[Collected data entries]
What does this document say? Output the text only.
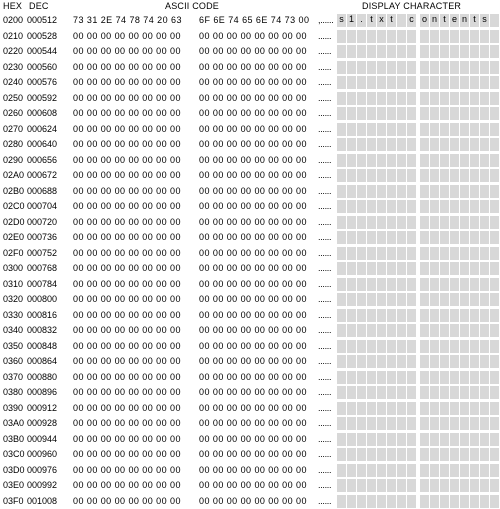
HEX DEC	ASCII CODE	DISPLAY CHARACTER
0200 000512 73 31 2E 74 78 74 20 63 6F 6E 74 65 6E 74 73 00 ,...... s 1 . t x t	c o n t e n t s
0210 000528 00 00 00 00 00 00 00 00 00 00 00 00 00 00 00 00 ......
0220 000544 00 00 00 00 00 00 00 00 00 00 00 00 00 00 00 00 ......
0230 000560 00 00 00 00 00 00 00 00 00 00 00 00 00 00 00 00 ......
0240 000576 00 00 00 00 00 00 00 00 00 00 00 00 00 00 00 00 ......
0250 000592 00 00 00 00 00 00 00 00 00 00 00 00 00 00 00 00 ......
0260 000608 00 00 00 00 00 00 00 00 00 00 00 00 00 00 00 00 ......
0270 000624 00 00 00 00 00 00 00 00 00 00 00 00 00 00 00 00 ......
0280 000640 00 00 00 00 00 00 00 00 00 00 00 00 00 00 00 00 ......
0290 000656 00 00 00 00 00 00 00 00 00 00 00 00 00 00 00 00 ......
02A0 000672 00 00 00 00 00 00 00 00 00 00 00 00 00 00 00 00 ......
02B0 000688 00 00 00 00 00 00 00 00 00 00 00 00 00 00 00 00 ......
02C0 000704 00 00 00 00 00 00 00 00 00 00 00 00 00 00 00 00 ......
02D0 000720 00 00 00 00 00 00 00 00 00 00 00 00 00 00 00 00 ......
02E0 000736 00 00 00 00 00 00 00 00 00 00 00 00 00 00 00 00 ......
02F0 000752 00 00 00 00 00 00 00 00 00 00 00 00 00 00 00 00 ......
0300 000768 00 00 00 00 00 00 00 00 00 00 00 00 00 00 00 00 ......
0310 000784 00 00 00 00 00 00 00 00 00 00 00 00 00 00 00 00 ......
0320 000800 00 00 00 00 00 00 00 00 00 00 00 00 00 00 00 00 ......
0330 000816 00 00 00 00 00 00 00 00 00 00 00 00 00 00 00 00 ......
0340 000832 00 00 00 00 00 00 00 00 00 00 00 00 00 00 00 00 ......
0350 000848 00 00 00 00 00 00 00 00 00 00 00 00 00 00 00 00 ......
0360 000864 00 00 00 00 00 00 00 00 00 00 00 00 00 00 00 00 ......
0370 000880 00 00 00 00 00 00 00 00 00 00 00 00 00 00 00 00 ......
0380 000896 00 00 00 00 00 00 00 00 00 00 00 00 00 00 00 00 ......
0390 000912 00 00 00 00 00 00 00 00 00 00 00 00 00 00 00 00 ......
03A0 000928 00 00 00 00 00 00 00 00 00 00 00 00 00 00 00 00 ......
03B0 000944 00 00 00 00 00 00 00 00 00 00 00 00 00 00 00 00 ......
03C0 000960 00 00 00 00 00 00 00 00 00 00 00 00 00 00 00 00 ......
03D0 000976 00 00 00 00 00 00 00 00 00 00 00 00 00 00 00 00 ......
03E0 000992 00 00 00 00 00 00 00 00 00 00 00 00 00 00 00 00 ......
03F0 001008 00 00 00 00 00 00 00 00 00 00 00 00 00 00 00 00 ......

__Goal__: Retype every record above exactly as written, but leave out the pictures.

__Result of this exercise__:
What does this document say? Output the text only.
HEX DEC	ASCII CODE	DISPLAY CHARACTER
0200 000512 73 31 2E 74 78 74 20 63 6F 6E 74 65 6E 74 73 00 ,...... s 1 . t x t	c o n t e n t s
0210 000528 00 00 00 00 00 00 00 00 00 00 00 00 00 00 00 00 ......
0220 000544 00 00 00 00 00 00 00 00 00 00 00 00 00 00 00 00 ......
0230 000560 00 00 00 00 00 00 00 00 00 00 00 00 00 00 00 00 ......
0240 000576 00 00 00 00 00 00 00 00 00 00 00 00 00 00 00 00 ......
0250 000592 00 00 00 00 00 00 00 00 00 00 00 00 00 00 00 00 ......
0260 000608 00 00 00 00 00 00 00 00 00 00 00 00 00 00 00 00 ......
0270 000624 00 00 00 00 00 00 00 00 00 00 00 00 00 00 00 00 ......
0280 000640 00 00 00 00 00 00 00 00 00 00 00 00 00 00 00 00 ......
0290 000656 00 00 00 00 00 00 00 00 00 00 00 00 00 00 00 00 ......
02A0 000672 00 00 00 00 00 00 00 00 00 00 00 00 00 00 00 00 ......
02B0 000688 00 00 00 00 00 00 00 00 00 00 00 00 00 00 00 00 ......
02C0 000704 00 00 00 00 00 00 00 00 00 00 00 00 00 00 00 00 ......
02D0 000720 00 00 00 00 00 00 00 00 00 00 00 00 00 00 00 00 ......
02E0 000736 00 00 00 00 00 00 00 00 00 00 00 00 00 00 00 00 ......
02F0 000752 00 00 00 00 00 00 00 00 00 00 00 00 00 00 00 00 ......
0300 000768 00 00 00 00 00 00 00 00 00 00 00 00 00 00 00 00 ......
0310 000784 00 00 00 00 00 00 00 00 00 00 00 00 00 00 00 00 ......
0320 000800 00 00 00 00 00 00 00 00 00 00 00 00 00 00 00 00 ......
0330 000816 00 00 00 00 00 00 00 00 00 00 00 00 00 00 00 00 ......
0340 000832 00 00 00 00 00 00 00 00 00 00 00 00 00 00 00 00 ......
0350 000848 00 00 00 00 00 00 00 00 00 00 00 00 00 00 00 00 ......
0360 000864 00 00 00 00 00 00 00 00 00 00 00 00 00 00 00 00 ......
0370 000880 00 00 00 00 00 00 00 00 00 00 00 00 00 00 00 00 ......
0380 000896 00 00 00 00 00 00 00 00 00 00 00 00 00 00 00 00 ......
0390 000912 00 00 00 00 00 00 00 00 00 00 00 00 00 00 00 00 ......
03A0 000928 00 00 00 00 00 00 00 00 00 00 00 00 00 00 00 00 ......
03B0 000944 00 00 00 00 00 00 00 00 00 00 00 00 00 00 00 00 ......
03C0 000960 00 00 00 00 00 00 00 00 00 00 00 00 00 00 00 00 ......
03D0 000976 00 00 00 00 00 00 00 00 00 00 00 00 00 00 00 00 ......
03E0 000992 00 00 00 00 00 00 00 00 00 00 00 00 00 00 00 00 ......
03F0 001008 00 00 00 00 00 00 00 00 00 00 00 00 00 00 00 00 ......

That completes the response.